▸ Data rows
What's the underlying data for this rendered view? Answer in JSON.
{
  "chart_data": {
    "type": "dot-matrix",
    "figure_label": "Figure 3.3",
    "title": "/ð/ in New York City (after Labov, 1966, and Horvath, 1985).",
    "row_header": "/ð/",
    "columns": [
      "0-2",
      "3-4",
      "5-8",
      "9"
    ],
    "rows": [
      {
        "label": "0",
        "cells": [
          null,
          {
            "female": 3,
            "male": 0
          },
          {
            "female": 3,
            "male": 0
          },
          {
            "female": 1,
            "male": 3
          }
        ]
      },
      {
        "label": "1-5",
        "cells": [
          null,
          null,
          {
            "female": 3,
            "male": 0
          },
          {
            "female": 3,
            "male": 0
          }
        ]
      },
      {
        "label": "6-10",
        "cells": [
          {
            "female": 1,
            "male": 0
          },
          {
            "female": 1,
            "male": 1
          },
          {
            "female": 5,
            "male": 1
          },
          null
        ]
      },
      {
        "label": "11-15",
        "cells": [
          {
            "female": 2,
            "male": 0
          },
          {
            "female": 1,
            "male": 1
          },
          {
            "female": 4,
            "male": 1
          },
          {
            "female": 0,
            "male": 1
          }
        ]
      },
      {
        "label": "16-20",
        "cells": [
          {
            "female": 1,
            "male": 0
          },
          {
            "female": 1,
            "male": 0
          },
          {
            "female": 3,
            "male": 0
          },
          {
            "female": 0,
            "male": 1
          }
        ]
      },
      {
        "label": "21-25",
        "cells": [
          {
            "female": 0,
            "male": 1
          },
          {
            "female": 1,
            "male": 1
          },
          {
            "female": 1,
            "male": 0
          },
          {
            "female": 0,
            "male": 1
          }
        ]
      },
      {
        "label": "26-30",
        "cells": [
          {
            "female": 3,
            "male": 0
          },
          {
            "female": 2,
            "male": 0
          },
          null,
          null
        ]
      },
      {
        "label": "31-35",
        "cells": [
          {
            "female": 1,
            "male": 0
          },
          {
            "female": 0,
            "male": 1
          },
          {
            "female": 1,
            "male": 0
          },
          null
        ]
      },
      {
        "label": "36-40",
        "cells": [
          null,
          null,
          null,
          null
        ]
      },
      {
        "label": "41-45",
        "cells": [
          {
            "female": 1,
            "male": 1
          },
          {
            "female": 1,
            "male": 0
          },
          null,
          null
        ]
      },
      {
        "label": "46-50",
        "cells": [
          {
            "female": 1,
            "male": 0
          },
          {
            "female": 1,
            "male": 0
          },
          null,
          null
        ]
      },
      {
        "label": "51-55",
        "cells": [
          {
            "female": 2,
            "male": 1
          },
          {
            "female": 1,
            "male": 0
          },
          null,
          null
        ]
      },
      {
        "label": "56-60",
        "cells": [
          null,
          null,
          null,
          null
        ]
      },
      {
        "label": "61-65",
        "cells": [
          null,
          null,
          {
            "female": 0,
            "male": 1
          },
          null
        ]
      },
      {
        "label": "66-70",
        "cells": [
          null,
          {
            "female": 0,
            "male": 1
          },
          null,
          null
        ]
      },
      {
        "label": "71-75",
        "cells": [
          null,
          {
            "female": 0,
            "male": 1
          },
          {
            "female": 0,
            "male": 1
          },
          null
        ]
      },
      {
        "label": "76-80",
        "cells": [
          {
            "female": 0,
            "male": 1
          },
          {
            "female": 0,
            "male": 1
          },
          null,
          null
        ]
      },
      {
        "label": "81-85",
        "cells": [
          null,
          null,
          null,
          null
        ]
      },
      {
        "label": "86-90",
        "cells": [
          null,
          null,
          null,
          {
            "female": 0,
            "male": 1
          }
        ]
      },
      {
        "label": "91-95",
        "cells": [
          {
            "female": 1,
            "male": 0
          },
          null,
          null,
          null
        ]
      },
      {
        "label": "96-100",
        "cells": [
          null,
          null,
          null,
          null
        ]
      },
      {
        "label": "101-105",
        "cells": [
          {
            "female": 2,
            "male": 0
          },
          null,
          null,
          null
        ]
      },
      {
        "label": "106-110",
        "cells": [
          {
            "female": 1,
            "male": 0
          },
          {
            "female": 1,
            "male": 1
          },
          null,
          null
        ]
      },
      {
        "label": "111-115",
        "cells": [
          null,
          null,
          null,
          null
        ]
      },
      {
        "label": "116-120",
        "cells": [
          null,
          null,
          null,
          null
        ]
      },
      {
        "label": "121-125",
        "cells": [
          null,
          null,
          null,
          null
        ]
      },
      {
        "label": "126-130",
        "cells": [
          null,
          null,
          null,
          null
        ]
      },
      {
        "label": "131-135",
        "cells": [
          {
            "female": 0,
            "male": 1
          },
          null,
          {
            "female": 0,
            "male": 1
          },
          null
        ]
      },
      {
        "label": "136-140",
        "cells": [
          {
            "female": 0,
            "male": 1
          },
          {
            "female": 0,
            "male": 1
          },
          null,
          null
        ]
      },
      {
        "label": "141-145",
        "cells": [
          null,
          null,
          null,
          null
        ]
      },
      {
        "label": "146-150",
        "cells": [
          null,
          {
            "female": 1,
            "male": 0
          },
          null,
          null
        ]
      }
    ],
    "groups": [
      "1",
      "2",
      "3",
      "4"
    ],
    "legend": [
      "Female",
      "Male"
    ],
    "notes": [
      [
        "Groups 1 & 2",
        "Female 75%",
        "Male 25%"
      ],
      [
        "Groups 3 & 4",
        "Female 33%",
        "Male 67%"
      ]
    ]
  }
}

▸ Direction
Write out the whole listing again, exactly as it stands.

▸ Exercise solution
What's the underlying data for this rendered view? Answer in JSON.
{
  "chart_data": {
    "type": "dot-matrix",
    "figure_label": "Figure 3.3",
    "title": "/ð/ in New York City (after Labov, 1966, and Horvath, 1985).",
    "row_header": "/ð/",
    "columns": [
      "0-2",
      "3-4",
      "5-8",
      "9"
    ],
    "rows": [
      {
        "label": "0",
        "cells": [
          null,
          {
            "female": 3,
            "male": 0
          },
          {
            "female": 3,
            "male": 0
          },
          {
            "female": 1,
            "male": 3
          }
        ]
      },
      {
        "label": "1-5",
        "cells": [
          null,
          null,
          {
            "female": 3,
            "male": 0
          },
          {
            "female": 3,
            "male": 0
          }
        ]
      },
      {
        "label": "6-10",
        "cells": [
          {
            "female": 1,
            "male": 0
          },
          {
            "female": 1,
            "male": 1
          },
          {
            "female": 5,
            "male": 1
          },
          null
        ]
      },
      {
        "label": "11-15",
        "cells": [
          {
            "female": 2,
            "male": 0
          },
          {
            "female": 1,
            "male": 1
          },
          {
            "female": 4,
            "male": 1
          },
          {
            "female": 0,
            "male": 1
          }
        ]
      },
      {
        "label": "16-20",
        "cells": [
          {
            "female": 1,
            "male": 0
          },
          {
            "female": 1,
            "male": 0
          },
          {
            "female": 3,
            "male": 0
          },
          {
            "female": 0,
            "male": 1
          }
        ]
      },
      {
        "label": "21-25",
        "cells": [
          {
            "female": 0,
            "male": 1
          },
          {
            "female": 1,
            "male": 1
          },
          {
            "female": 1,
            "male": 0
          },
          {
            "female": 0,
            "male": 1
          }
        ]
      },
      {
        "label": "26-30",
        "cells": [
          {
            "female": 3,
            "male": 0
          },
          {
            "female": 2,
            "male": 0
          },
          null,
          null
        ]
      },
      {
        "label": "31-35",
        "cells": [
          {
            "female": 1,
            "male": 0
          },
          {
            "female": 0,
            "male": 1
          },
          {
            "female": 1,
            "male": 0
          },
          null
        ]
      },
      {
        "label": "36-40",
        "cells": [
          null,
          null,
          null,
          null
        ]
      },
      {
        "label": "41-45",
        "cells": [
          {
            "female": 1,
            "male": 1
          },
          {
            "female": 1,
            "male": 0
          },
          null,
          null
        ]
      },
      {
        "label": "46-50",
        "cells": [
          {
            "female": 1,
            "male": 0
          },
          {
            "female": 1,
            "male": 0
          },
          null,
          null
        ]
      },
      {
        "label": "51-55",
        "cells": [
          {
            "female": 2,
            "male": 1
          },
          {
            "female": 1,
            "male": 0
          },
          null,
          null
        ]
      },
      {
        "label": "56-60",
        "cells": [
          null,
          null,
          null,
          null
        ]
      },
      {
        "label": "61-65",
        "cells": [
          null,
          null,
          {
            "female": 0,
            "male": 1
          },
          null
        ]
      },
      {
        "label": "66-70",
        "cells": [
          null,
          {
            "female": 0,
            "male": 1
          },
          null,
          null
        ]
      },
      {
        "label": "71-75",
        "cells": [
          null,
          {
            "female": 0,
            "male": 1
          },
          {
            "female": 0,
            "male": 1
          },
          null
        ]
      },
      {
        "label": "76-80",
        "cells": [
          {
            "female": 0,
            "male": 1
          },
          {
            "female": 0,
            "male": 1
          },
          null,
          null
        ]
      },
      {
        "label": "81-85",
        "cells": [
          null,
          null,
          null,
          null
        ]
      },
      {
        "label": "86-90",
        "cells": [
          null,
          null,
          null,
          {
            "female": 0,
            "male": 1
          }
        ]
      },
      {
        "label": "91-95",
        "cells": [
          {
            "female": 1,
            "male": 0
          },
          null,
          null,
          null
        ]
      },
      {
        "label": "96-100",
        "cells": [
          null,
          null,
          null,
          null
        ]
      },
      {
        "label": "101-105",
        "cells": [
          {
            "female": 2,
            "male": 0
          },
          null,
          null,
          null
        ]
      },
      {
        "label": "106-110",
        "cells": [
          {
            "female": 1,
            "male": 0
          },
          {
            "female": 1,
            "male": 1
          },
          null,
          null
        ]
      },
      {
        "label": "111-115",
        "cells": [
          null,
          null,
          null,
          null
        ]
      },
      {
        "label": "116-120",
        "cells": [
          null,
          null,
          null,
          null
        ]
      },
      {
        "label": "121-125",
        "cells": [
          null,
          null,
          null,
          null
        ]
      },
      {
        "label": "126-130",
        "cells": [
          null,
          null,
          null,
          null
        ]
      },
      {
        "label": "131-135",
        "cells": [
          {
            "female": 0,
            "male": 1
          },
          null,
          {
            "female": 0,
            "male": 1
          },
          null
        ]
      },
      {
        "label": "136-140",
        "cells": [
          {
            "female": 0,
            "male": 1
          },
          {
            "female": 0,
            "male": 1
          },
          null,
          null
        ]
      },
      {
        "label": "141-145",
        "cells": [
          null,
          null,
          null,
          null
        ]
      },
      {
        "label": "146-150",
        "cells": [
          null,
          {
            "female": 1,
            "male": 0
          },
          null,
          null
        ]
      }
    ],
    "groups": [
      "1",
      "2",
      "3",
      "4"
    ],
    "legend": [
      "Female",
      "Male"
    ],
    "notes": [
      [
        "Groups 1 & 2",
        "Female 75%",
        "Male 25%"
      ],
      [
        "Groups 3 & 4",
        "Female 33%",
        "Male 67%"
      ]
    ]
  }
}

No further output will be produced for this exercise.